## LISTED ENTRIES:

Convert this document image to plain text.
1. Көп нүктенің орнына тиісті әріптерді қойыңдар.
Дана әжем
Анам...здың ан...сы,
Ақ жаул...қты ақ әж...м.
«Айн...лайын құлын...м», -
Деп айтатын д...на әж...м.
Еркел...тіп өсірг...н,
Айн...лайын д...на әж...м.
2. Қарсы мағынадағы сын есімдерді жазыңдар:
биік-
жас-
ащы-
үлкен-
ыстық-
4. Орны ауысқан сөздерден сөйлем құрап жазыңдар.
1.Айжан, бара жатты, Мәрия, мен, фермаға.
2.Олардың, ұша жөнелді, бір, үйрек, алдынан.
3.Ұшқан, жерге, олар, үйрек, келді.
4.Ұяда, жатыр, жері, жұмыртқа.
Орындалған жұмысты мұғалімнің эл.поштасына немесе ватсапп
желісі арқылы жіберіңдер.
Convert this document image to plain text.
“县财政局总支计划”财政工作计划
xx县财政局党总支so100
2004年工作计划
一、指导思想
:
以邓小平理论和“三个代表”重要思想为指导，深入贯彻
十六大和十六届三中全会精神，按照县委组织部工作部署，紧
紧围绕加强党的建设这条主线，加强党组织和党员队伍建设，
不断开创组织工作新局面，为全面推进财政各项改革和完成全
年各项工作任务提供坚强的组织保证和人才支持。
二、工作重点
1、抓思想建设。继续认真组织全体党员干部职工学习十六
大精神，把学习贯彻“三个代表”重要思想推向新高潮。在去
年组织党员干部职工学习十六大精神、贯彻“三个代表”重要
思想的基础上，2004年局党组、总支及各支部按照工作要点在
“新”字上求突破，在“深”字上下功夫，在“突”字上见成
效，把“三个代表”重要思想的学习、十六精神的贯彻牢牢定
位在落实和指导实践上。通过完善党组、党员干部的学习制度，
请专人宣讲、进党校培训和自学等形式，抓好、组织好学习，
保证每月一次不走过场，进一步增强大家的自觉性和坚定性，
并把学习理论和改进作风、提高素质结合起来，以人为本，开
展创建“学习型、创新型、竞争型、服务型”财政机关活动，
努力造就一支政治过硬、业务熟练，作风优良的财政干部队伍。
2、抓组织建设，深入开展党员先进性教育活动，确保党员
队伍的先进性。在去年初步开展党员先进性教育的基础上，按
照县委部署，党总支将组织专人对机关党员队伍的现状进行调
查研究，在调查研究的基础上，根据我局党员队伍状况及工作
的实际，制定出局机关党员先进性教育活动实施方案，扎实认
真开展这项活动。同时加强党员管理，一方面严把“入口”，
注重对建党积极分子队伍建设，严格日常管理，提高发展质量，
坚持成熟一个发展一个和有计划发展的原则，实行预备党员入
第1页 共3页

## TASK DIRECTIONS:
Retype all of the entries precisely as they are.

## RESPONSE TO THE TASK:
Convert this document image to plain text.
1. Көп нүктенің орнына тиісті әріптерді қойыңдар.
Дана әжем
Анам...здың ан...сы,
Ақ жаул...қты ақ әж...м.
«Айн...лайын құлын...м», -
Деп айтатын д...на әж...м.
Еркел...тіп өсірг...н,
Айн...лайын д...на әж...м.
2. Қарсы мағынадағы сын есімдерді жазыңдар:
биік-
жас-
ащы-
үлкен-
ыстық-
4. Орны ауысқан сөздерден сөйлем құрап жазыңдар.
1.Айжан, бара жатты, Мәрия, мен, фермаға.
2.Олардың, ұша жөнелді, бір, үйрек, алдынан.
3.Ұшқан, жерге, олар, үйрек, келді.
4.Ұяда, жатыр, жері, жұмыртқа.
Орындалған жұмысты мұғалімнің эл.поштасына немесе ватсапп
желісі арқылы жіберіңдер.
Convert this document image to plain text.
“县财政局总支计划”财政工作计划
xx县财政局党总支so100
2004年工作计划
一、指导思想
:
以邓小平理论和“三个代表”重要思想为指导，深入贯彻
十六大和十六届三中全会精神，按照县委组织部工作部署，紧
紧围绕加强党的建设这条主线，加强党组织和党员队伍建设，
不断开创组织工作新局面，为全面推进财政各项改革和完成全
年各项工作任务提供坚强的组织保证和人才支持。
二、工作重点
1、抓思想建设。继续认真组织全体党员干部职工学习十六
大精神，把学习贯彻“三个代表”重要思想推向新高潮。在去
年组织党员干部职工学习十六大精神、贯彻“三个代表”重要
思想的基础上，2004年局党组、总支及各支部按照工作要点在
“新”字上求突破，在“深”字上下功夫，在“突”字上见成
效，把“三个代表”重要思想的学习、十六精神的贯彻牢牢定
位在落实和指导实践上。通过完善党组、党员干部的学习制度，
请专人宣讲、进党校培训和自学等形式，抓好、组织好学习，
保证每月一次不走过场，进一步增强大家的自觉性和坚定性，
并把学习理论和改进作风、提高素质结合起来，以人为本，开
展创建“学习型、创新型、竞争型、服务型”财政机关活动，
努力造就一支政治过硬、业务熟练，作风优良的财政干部队伍。
2、抓组织建设，深入开展党员先进性教育活动，确保党员
队伍的先进性。在去年初步开展党员先进性教育的基础上，按
照县委部署，党总支将组织专人对机关党员队伍的现状进行调
查研究，在调查研究的基础上，根据我局党员队伍状况及工作
的实际，制定出局机关党员先进性教育活动实施方案，扎实认
真开展这项活动。同时加强党员管理，一方面严把“入口”，
注重对建党积极分子队伍建设，严格日常管理，提高发展质量，
坚持成熟一个发展一个和有计划发展的原则，实行预备党员入
第1页 共3页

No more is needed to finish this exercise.